Aim:
Every record below is to be retyped exactly.

Data items
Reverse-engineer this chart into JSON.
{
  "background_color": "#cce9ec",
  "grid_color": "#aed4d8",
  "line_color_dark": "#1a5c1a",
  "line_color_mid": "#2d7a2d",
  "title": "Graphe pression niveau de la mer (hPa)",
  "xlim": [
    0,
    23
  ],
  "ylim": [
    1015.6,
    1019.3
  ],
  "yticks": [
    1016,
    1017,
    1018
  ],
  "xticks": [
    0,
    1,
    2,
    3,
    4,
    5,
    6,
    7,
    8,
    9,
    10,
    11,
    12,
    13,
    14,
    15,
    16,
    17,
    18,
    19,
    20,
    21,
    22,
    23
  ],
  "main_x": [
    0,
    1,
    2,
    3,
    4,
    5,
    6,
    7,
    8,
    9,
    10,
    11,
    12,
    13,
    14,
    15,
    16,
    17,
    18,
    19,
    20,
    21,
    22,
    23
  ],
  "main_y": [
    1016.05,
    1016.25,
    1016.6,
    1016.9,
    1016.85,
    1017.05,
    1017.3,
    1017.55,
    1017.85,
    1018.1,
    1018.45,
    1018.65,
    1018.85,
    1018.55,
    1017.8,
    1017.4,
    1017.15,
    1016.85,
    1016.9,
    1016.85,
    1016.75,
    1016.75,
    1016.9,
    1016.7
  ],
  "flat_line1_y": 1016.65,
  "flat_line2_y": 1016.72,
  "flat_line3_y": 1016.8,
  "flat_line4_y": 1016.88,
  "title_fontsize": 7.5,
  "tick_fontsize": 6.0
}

The output:
Reverse-engineer this chart into JSON.
{
  "background_color": "#cce9ec",
  "grid_color": "#aed4d8",
  "line_color_dark": "#1a5c1a",
  "line_color_mid": "#2d7a2d",
  "title": "Graphe pression niveau de la mer (hPa)",
  "xlim": [
    0,
    23
  ],
  "ylim": [
    1015.6,
    1019.3
  ],
  "yticks": [
    1016,
    1017,
    1018
  ],
  "xticks": [
    0,
    1,
    2,
    3,
    4,
    5,
    6,
    7,
    8,
    9,
    10,
    11,
    12,
    13,
    14,
    15,
    16,
    17,
    18,
    19,
    20,
    21,
    22,
    23
  ],
  "main_x": [
    0,
    1,
    2,
    3,
    4,
    5,
    6,
    7,
    8,
    9,
    10,
    11,
    12,
    13,
    14,
    15,
    16,
    17,
    18,
    19,
    20,
    21,
    22,
    23
  ],
  "main_y": [
    1016.05,
    1016.25,
    1016.6,
    1016.9,
    1016.85,
    1017.05,
    1017.3,
    1017.55,
    1017.85,
    1018.1,
    1018.45,
    1018.65,
    1018.85,
    1018.55,
    1017.8,
    1017.4,
    1017.15,
    1016.85,
    1016.9,
    1016.85,
    1016.75,
    1016.75,
    1016.9,
    1016.7
  ],
  "flat_line1_y": 1016.65,
  "flat_line2_y": 1016.72,
  "flat_line3_y": 1016.8,
  "flat_line4_y": 1016.88,
  "title_fontsize": 7.5,
  "tick_fontsize": 6.0
}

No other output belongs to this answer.